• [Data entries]
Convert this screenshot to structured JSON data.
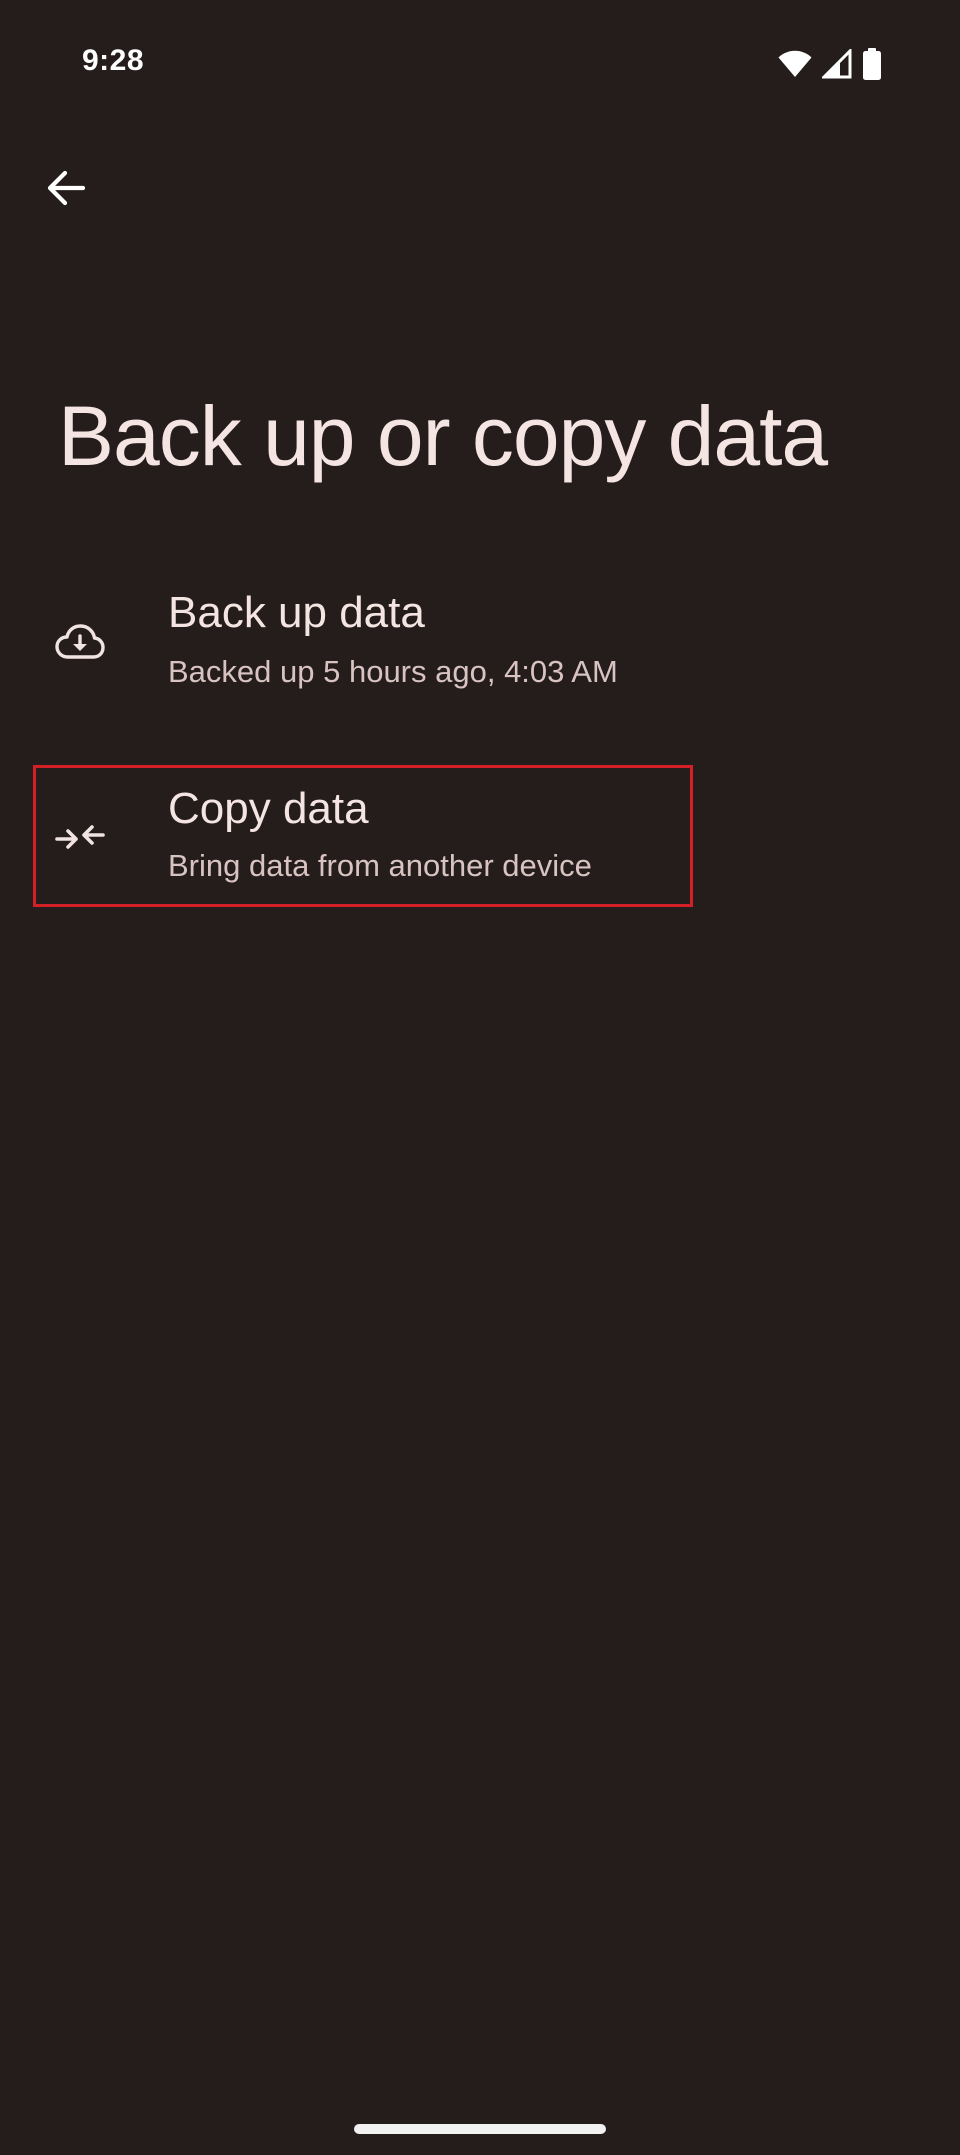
{
  "status_bar": {
    "time": "9:28",
    "icons": [
      "wifi-icon",
      "cellular-signal-icon",
      "battery-icon"
    ]
  },
  "navigation": {
    "back_icon": "arrow-left-icon"
  },
  "page": {
    "title": "Back up or copy data"
  },
  "items": [
    {
      "icon": "cloud-download-icon",
      "title": "Back up data",
      "subtitle": "Backed up 5 hours ago, 4:03 AM"
    },
    {
      "icon": "arrows-converge-icon",
      "title": "Copy data",
      "subtitle": "Bring data from another device",
      "highlighted": true
    }
  ],
  "colors": {
    "background": "#241d1c",
    "text_primary": "#f4e4e2",
    "text_secondary": "#d8c3c1",
    "highlight_outline": "#d32027"
  }
}
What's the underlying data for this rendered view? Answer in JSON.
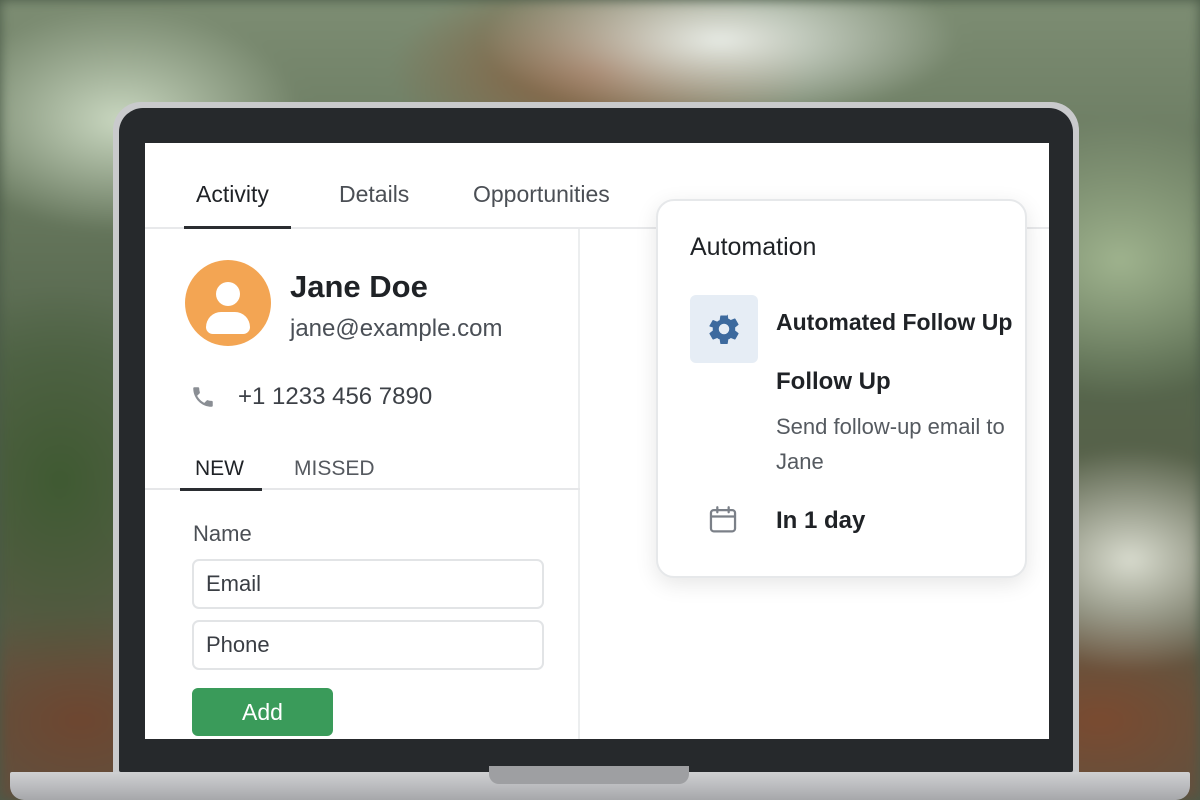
{
  "tabs": [
    {
      "label": "Activity",
      "active": true
    },
    {
      "label": "Details",
      "active": false
    },
    {
      "label": "Opportunities",
      "active": false
    }
  ],
  "contact": {
    "name": "Jane Doe",
    "email": "jane@example.com",
    "phone": "+1 1233 456 7890",
    "avatar_icon": "user-avatar-icon",
    "phone_icon": "phone-icon",
    "avatar_color": "#f3a553"
  },
  "sub_tabs": [
    {
      "label": "NEW",
      "active": true
    },
    {
      "label": "MISSED",
      "active": false
    }
  ],
  "form": {
    "name_label": "Name",
    "email_placeholder": "Email",
    "phone_placeholder": "Phone",
    "add_label": "Add",
    "add_color": "#3a9b5a"
  },
  "automation": {
    "title": "Automation",
    "name": "Automated Follow Up",
    "icon": "gear-icon",
    "step_title": "Follow Up",
    "step_description": "Send follow-up email to Jane",
    "schedule_icon": "calendar-icon",
    "schedule": "In 1 day",
    "accent": "#3d6a9e"
  }
}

• [WRITTEN PROBLEM]
From the data above, copy each line that has the string "subtitle".

• [ANSWER TO THE EXERCISE]
      "subtitle": "Backed up 5 hours ago, 4:03 AM"
      "subtitle": "Bring data from another device",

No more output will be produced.